Aim of the task = Tally the lines holding the string "What" and reply with that number alone.

[Dataset records]
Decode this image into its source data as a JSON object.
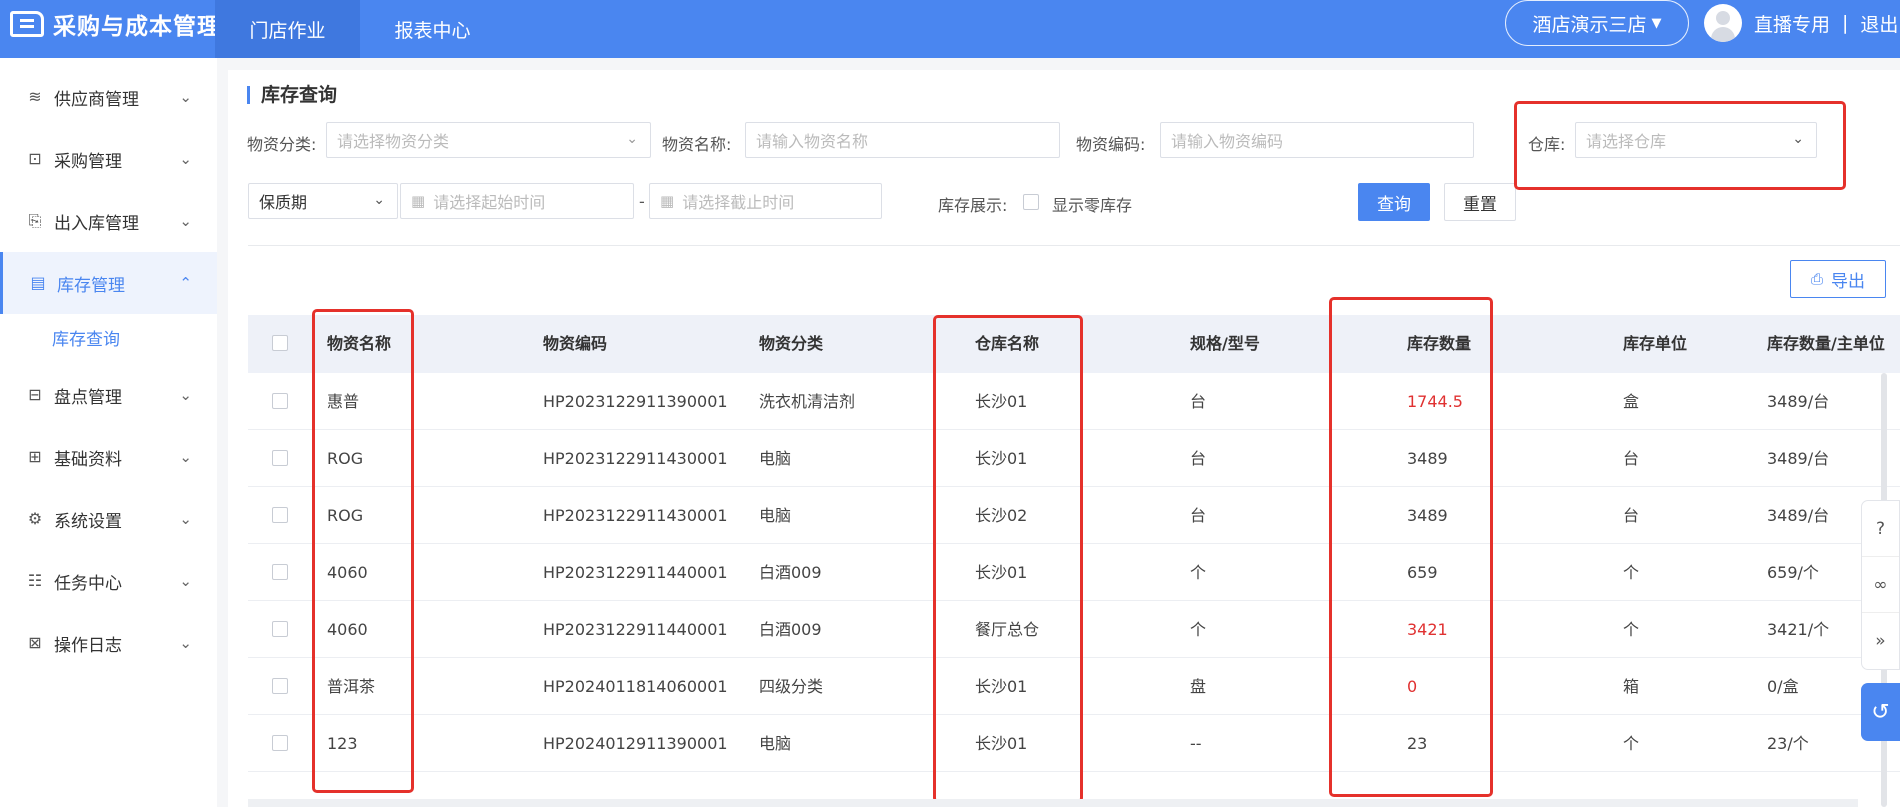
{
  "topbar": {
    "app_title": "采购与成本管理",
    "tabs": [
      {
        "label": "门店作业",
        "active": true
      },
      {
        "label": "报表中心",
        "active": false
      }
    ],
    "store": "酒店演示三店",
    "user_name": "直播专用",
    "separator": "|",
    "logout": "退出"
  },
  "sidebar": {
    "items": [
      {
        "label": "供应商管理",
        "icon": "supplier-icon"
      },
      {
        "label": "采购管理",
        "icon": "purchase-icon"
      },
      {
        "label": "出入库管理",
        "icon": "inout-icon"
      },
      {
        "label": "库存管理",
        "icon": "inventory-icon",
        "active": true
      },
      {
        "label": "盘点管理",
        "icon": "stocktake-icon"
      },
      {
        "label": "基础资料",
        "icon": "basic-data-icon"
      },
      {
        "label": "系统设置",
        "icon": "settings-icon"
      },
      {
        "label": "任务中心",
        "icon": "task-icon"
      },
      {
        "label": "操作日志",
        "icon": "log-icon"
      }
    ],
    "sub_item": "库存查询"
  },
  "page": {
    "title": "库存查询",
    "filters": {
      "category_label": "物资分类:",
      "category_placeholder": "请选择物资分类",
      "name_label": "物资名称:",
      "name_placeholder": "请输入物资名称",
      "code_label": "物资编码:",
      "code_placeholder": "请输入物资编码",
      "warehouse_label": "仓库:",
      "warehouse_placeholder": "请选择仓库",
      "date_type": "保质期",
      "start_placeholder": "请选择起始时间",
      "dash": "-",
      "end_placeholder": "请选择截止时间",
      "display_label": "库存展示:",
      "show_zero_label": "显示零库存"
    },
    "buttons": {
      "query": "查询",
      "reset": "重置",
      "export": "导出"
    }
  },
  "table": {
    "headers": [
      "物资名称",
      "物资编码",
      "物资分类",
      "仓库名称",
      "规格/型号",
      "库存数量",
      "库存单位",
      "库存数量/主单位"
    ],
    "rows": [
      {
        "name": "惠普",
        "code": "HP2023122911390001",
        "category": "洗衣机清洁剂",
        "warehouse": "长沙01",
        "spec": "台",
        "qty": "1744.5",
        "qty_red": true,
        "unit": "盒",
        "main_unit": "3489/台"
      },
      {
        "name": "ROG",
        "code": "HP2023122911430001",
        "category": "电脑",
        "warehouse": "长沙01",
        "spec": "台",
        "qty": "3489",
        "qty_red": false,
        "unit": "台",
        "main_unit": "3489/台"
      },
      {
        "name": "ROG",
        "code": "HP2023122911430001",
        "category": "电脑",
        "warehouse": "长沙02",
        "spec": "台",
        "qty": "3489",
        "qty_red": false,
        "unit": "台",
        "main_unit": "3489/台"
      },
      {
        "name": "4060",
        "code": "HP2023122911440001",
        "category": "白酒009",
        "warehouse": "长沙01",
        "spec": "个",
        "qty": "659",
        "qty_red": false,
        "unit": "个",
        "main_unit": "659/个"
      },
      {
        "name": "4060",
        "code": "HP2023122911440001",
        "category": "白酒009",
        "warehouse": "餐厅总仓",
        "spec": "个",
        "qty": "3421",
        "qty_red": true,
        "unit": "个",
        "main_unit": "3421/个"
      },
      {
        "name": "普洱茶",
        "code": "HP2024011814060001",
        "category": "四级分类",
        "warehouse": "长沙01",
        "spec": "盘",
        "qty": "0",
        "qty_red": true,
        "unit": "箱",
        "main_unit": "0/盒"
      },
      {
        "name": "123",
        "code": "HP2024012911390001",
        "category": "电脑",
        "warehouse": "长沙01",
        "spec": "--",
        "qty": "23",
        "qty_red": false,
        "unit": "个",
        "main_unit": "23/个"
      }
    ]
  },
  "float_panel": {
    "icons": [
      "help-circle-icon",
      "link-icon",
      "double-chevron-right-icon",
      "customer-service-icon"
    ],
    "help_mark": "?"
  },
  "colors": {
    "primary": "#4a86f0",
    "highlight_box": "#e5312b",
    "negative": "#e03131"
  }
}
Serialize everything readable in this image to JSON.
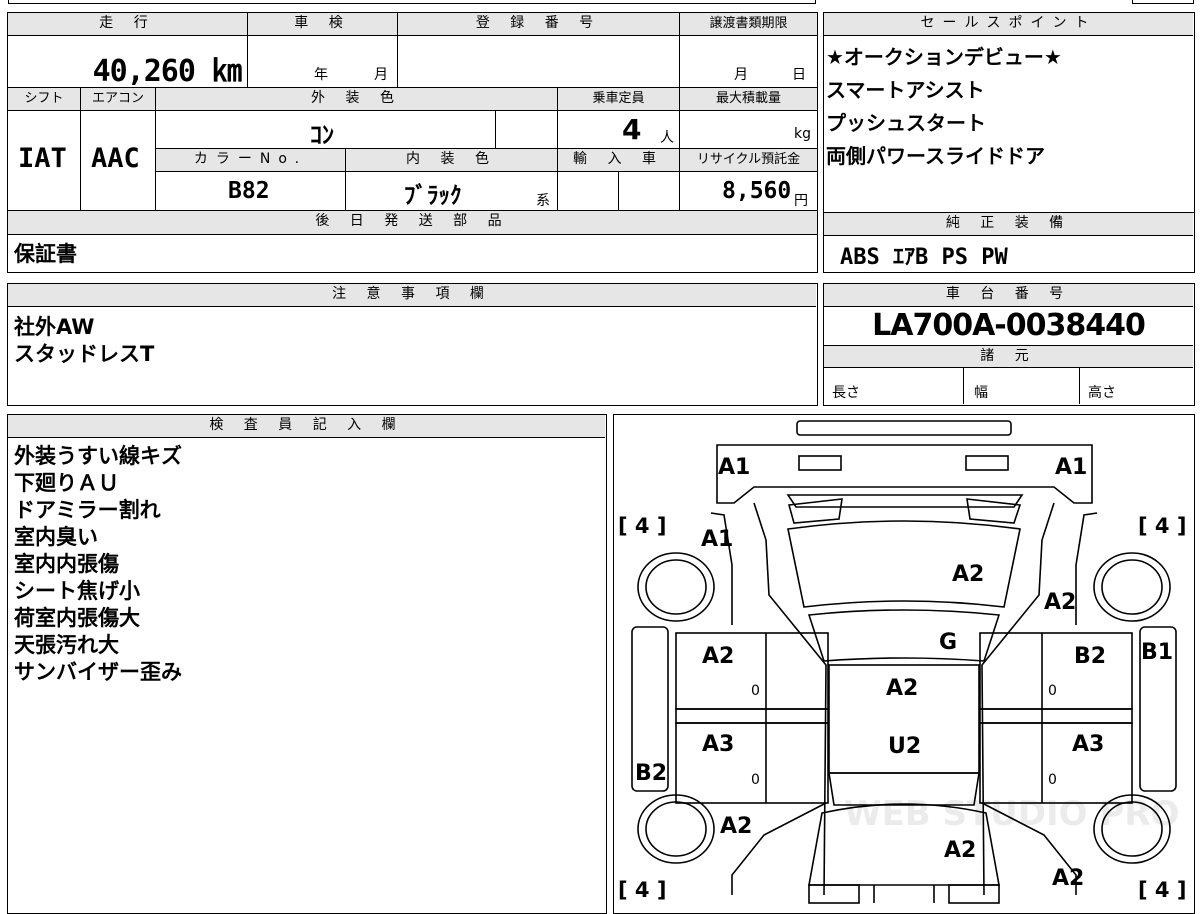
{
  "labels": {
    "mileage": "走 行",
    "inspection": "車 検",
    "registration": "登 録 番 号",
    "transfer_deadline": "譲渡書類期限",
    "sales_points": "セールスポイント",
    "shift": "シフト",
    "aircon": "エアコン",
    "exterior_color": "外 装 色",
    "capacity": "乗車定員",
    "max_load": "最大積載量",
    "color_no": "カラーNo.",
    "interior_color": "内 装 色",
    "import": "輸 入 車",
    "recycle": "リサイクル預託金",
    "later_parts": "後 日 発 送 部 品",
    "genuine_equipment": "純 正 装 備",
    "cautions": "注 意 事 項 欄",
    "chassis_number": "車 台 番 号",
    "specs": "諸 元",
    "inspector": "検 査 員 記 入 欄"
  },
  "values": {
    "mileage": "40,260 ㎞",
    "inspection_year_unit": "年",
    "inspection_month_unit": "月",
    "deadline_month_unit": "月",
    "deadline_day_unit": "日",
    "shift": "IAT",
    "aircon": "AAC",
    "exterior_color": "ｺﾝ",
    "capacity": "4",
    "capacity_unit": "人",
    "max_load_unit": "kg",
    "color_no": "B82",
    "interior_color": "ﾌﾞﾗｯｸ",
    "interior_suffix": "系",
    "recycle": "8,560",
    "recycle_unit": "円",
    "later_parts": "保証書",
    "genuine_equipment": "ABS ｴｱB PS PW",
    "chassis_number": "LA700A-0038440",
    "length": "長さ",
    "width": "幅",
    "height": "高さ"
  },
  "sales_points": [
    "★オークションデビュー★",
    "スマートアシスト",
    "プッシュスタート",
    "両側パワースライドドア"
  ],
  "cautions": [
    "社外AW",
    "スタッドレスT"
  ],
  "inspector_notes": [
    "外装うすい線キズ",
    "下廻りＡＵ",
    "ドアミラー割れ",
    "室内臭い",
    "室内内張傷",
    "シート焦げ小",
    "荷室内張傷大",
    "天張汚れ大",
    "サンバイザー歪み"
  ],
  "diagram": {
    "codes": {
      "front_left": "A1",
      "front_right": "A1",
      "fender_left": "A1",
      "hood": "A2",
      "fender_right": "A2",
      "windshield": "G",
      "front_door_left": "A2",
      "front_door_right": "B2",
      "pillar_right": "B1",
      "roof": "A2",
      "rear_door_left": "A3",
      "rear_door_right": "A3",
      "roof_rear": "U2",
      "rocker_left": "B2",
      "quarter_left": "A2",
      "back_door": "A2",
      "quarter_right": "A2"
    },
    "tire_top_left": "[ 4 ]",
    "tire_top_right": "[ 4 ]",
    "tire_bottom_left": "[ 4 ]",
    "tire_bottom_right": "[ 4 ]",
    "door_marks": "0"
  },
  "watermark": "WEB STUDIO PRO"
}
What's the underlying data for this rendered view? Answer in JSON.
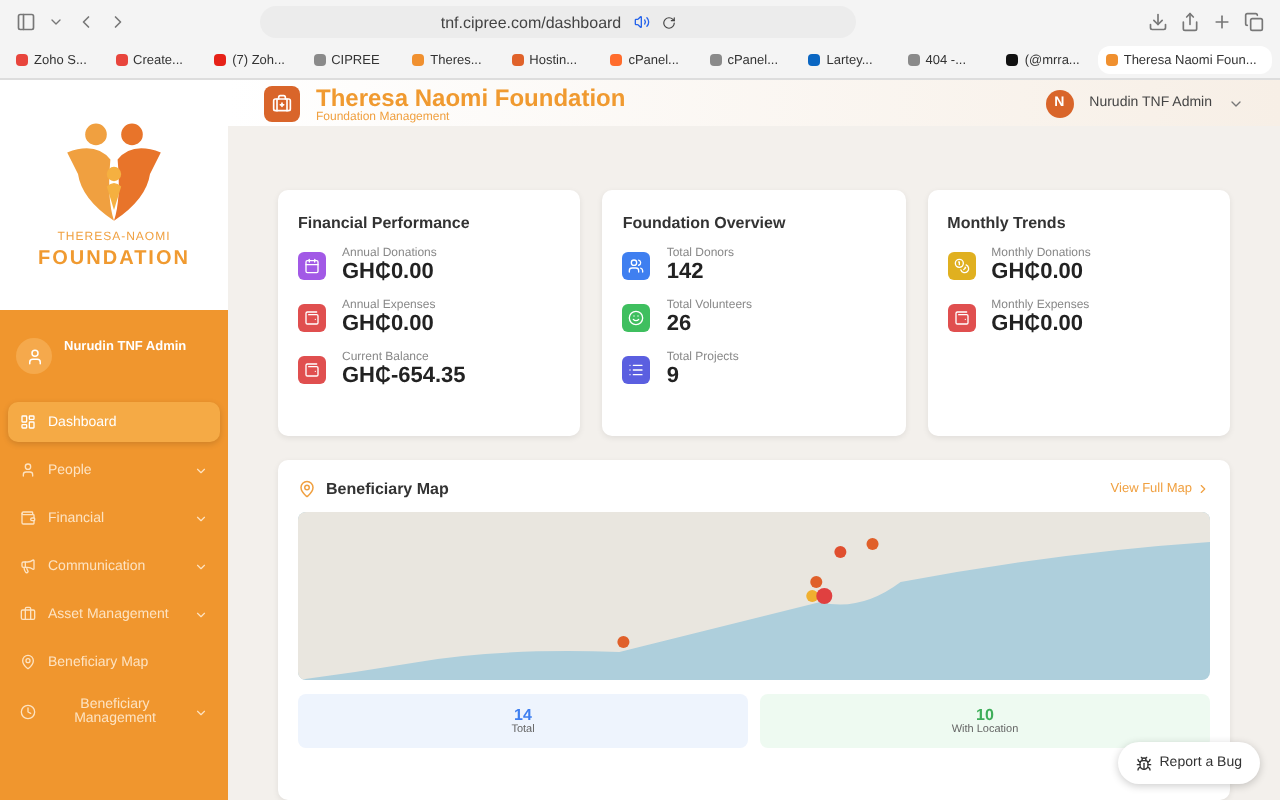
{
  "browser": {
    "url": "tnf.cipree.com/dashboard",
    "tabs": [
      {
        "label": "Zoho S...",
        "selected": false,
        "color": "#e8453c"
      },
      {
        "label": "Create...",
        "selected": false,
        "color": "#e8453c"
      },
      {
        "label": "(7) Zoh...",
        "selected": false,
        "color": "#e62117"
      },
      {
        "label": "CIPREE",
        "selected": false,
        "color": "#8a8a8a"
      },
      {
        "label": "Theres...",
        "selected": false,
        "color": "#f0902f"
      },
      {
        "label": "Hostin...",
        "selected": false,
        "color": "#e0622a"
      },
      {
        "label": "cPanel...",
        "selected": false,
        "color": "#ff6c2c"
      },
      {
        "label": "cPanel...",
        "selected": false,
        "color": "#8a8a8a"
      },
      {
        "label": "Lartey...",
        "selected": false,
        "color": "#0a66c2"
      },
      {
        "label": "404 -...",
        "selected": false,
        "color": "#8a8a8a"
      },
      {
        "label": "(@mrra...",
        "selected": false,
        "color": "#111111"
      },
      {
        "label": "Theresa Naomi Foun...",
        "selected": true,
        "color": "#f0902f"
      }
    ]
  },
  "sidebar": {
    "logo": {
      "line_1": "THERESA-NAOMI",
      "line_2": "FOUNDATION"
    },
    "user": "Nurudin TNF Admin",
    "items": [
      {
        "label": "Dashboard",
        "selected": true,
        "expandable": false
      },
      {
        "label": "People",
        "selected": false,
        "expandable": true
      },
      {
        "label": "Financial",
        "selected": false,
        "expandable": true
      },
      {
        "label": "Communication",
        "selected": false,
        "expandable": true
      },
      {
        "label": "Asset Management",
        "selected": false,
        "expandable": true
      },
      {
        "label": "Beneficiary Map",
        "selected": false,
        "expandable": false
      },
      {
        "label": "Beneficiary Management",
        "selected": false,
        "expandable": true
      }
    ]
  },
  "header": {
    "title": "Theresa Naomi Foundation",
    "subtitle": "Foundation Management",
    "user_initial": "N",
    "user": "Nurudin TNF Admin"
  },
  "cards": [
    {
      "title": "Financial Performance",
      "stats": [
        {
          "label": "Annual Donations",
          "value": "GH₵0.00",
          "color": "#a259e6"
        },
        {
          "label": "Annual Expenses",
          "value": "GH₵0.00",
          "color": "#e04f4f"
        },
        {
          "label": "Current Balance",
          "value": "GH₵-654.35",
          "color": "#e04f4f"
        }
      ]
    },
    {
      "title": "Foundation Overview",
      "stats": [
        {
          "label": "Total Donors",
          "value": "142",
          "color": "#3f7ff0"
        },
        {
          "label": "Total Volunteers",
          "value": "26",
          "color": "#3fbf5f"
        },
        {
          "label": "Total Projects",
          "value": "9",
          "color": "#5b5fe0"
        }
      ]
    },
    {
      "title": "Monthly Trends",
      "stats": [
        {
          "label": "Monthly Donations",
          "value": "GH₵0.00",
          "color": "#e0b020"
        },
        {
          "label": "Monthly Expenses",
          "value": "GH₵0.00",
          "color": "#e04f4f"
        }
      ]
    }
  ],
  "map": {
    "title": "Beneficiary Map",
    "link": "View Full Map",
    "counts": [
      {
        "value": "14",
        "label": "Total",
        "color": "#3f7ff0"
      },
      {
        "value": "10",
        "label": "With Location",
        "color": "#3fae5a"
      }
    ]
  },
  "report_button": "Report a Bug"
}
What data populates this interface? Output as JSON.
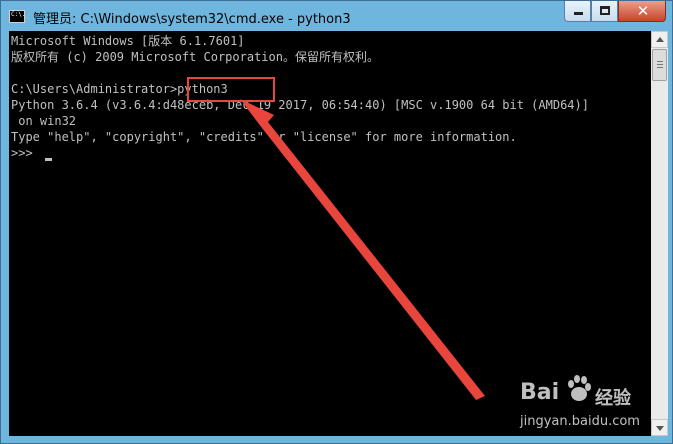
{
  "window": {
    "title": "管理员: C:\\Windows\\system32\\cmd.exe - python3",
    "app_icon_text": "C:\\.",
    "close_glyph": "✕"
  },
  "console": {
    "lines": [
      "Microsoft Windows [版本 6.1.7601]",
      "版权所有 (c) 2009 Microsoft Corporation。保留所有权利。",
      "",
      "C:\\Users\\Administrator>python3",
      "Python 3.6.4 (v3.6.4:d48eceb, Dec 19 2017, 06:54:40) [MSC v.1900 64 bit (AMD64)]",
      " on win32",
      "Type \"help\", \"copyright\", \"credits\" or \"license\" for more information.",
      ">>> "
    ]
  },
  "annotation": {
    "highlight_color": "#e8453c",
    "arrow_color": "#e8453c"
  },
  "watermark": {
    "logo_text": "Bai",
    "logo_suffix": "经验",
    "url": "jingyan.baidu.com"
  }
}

Final result = 2